====== EXERCISE INPUT ======

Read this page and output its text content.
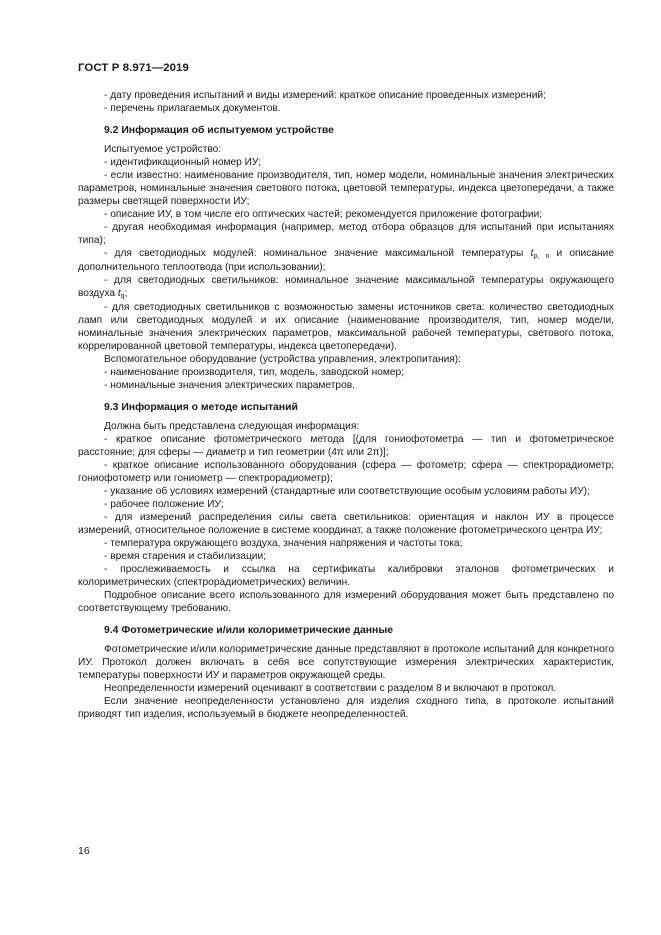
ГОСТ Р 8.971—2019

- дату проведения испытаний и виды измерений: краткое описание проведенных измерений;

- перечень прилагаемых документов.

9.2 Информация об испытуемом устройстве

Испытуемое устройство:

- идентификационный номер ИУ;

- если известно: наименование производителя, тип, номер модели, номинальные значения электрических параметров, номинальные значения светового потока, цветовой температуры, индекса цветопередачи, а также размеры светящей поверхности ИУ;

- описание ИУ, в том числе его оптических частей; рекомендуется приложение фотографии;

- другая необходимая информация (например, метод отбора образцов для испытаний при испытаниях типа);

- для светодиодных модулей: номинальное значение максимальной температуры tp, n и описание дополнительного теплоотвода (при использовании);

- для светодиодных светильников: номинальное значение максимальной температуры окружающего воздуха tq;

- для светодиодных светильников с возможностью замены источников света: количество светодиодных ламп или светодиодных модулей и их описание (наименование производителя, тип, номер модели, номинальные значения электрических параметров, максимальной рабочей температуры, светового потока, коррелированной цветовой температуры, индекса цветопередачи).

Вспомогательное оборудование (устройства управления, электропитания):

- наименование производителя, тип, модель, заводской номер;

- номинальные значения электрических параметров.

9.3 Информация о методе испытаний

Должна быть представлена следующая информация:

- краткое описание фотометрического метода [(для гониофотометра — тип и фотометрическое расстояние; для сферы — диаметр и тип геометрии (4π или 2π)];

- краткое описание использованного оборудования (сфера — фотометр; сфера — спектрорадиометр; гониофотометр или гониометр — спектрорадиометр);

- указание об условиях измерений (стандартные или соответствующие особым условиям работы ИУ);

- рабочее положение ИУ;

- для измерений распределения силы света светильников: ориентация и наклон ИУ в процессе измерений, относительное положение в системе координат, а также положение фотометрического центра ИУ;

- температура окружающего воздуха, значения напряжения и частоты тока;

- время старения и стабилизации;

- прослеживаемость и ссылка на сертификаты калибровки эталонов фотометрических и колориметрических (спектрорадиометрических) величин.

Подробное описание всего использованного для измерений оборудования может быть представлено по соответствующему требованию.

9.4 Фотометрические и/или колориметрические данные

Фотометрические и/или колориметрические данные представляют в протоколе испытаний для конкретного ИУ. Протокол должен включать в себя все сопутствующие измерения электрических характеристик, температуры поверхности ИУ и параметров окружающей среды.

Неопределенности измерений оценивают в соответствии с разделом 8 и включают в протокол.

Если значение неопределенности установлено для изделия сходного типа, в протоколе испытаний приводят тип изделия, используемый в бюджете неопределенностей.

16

======
====== EXERCISE INPUT ======

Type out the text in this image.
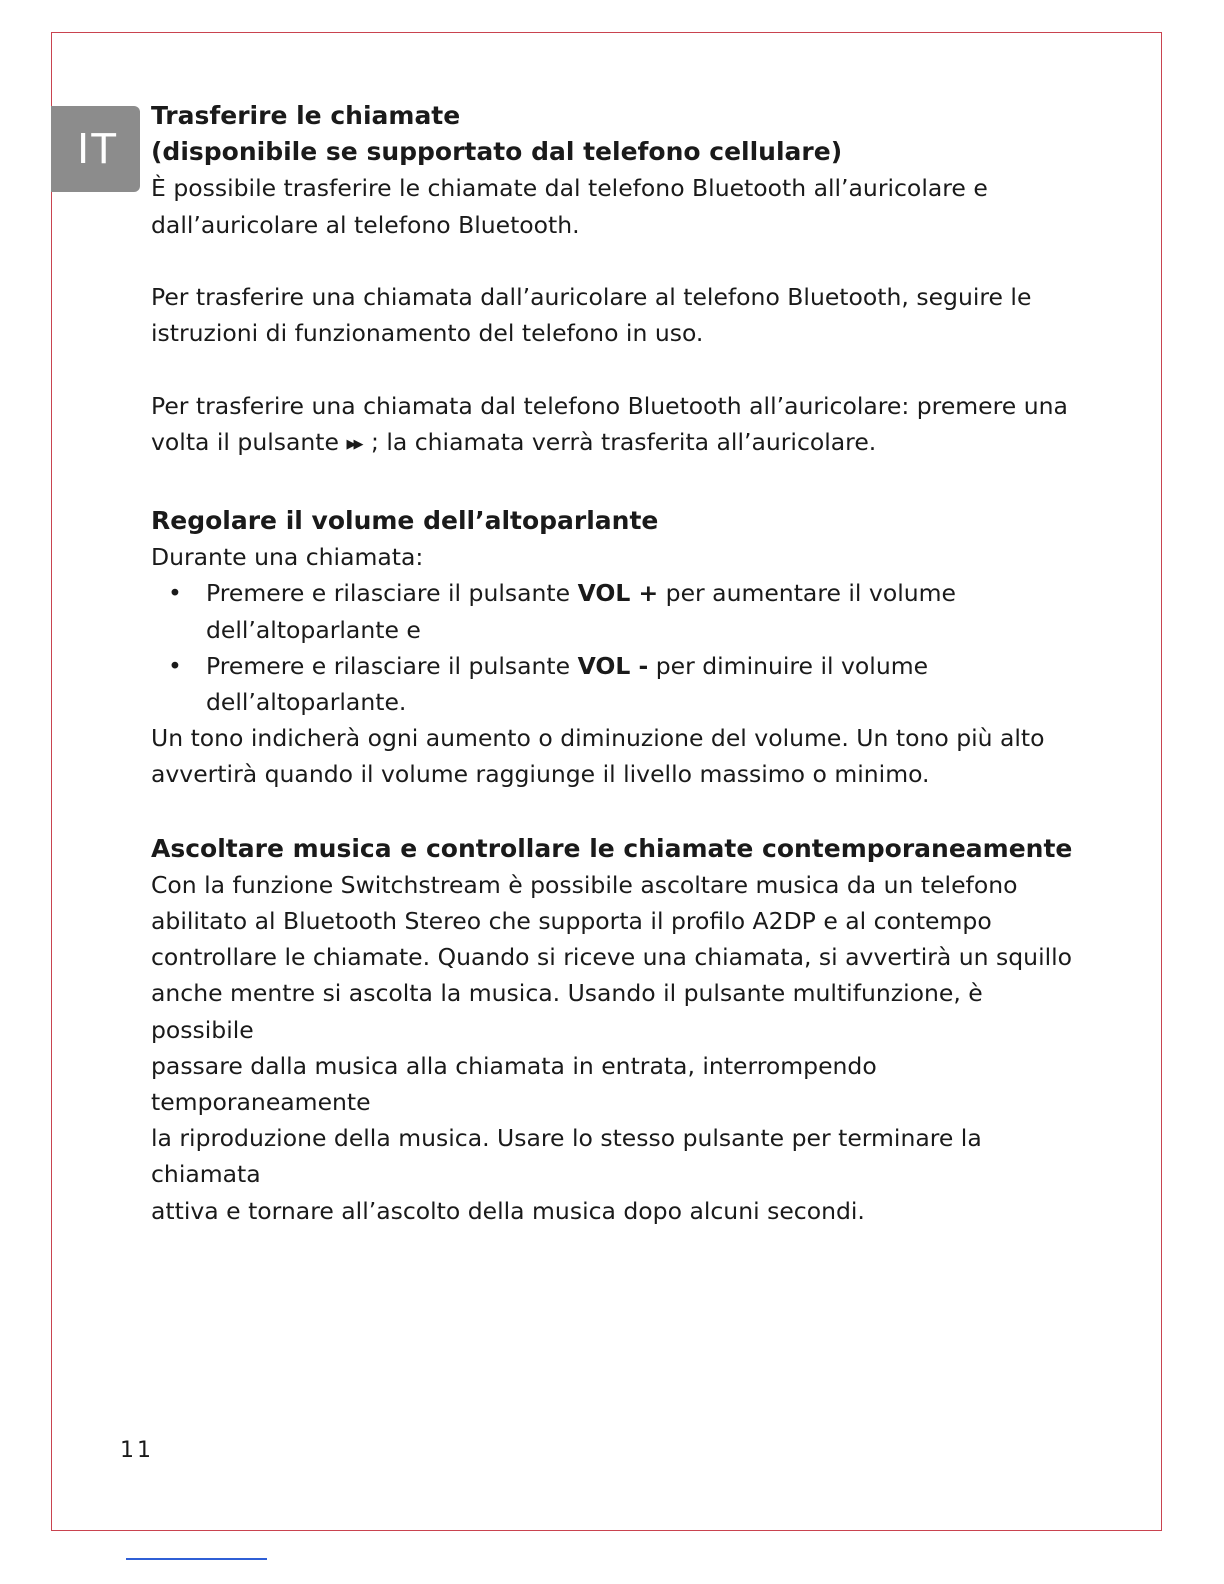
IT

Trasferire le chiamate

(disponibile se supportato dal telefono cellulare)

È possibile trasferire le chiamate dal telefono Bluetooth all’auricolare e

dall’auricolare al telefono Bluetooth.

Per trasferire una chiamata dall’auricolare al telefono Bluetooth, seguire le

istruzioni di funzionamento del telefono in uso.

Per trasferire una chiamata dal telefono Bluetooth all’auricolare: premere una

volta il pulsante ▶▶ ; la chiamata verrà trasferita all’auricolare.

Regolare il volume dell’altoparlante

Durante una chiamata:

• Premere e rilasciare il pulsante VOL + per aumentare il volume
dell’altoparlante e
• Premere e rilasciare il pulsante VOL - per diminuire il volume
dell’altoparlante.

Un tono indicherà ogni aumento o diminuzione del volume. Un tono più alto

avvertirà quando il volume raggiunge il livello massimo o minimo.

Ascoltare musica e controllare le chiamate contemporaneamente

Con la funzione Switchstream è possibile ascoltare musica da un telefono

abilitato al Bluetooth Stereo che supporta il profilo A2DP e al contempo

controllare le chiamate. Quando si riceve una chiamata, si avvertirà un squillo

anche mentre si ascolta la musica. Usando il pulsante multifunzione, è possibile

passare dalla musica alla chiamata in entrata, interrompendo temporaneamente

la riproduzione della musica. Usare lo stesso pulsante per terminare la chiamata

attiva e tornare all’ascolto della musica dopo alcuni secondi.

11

======

In the material above, show every line where the word "светодиодных" turns up.

- для светодиодных модулей: номинальное значение максимальной температуры tp, n и описание дополнительного теплоотвода (при использовании);
- для светодиодных светильников: номинальное значение максимальной температуры окружающего воздуха tq;
- для светодиодных светильников с возможностью замены источников света: количество светодиодных ламп или светодиодных модулей и их описание (наименование производителя, тип, номер модели, номинальные значения электрических параметров, максимальной рабочей температуры, светового потока, коррелированной цветовой температуры, индекса цветопередачи).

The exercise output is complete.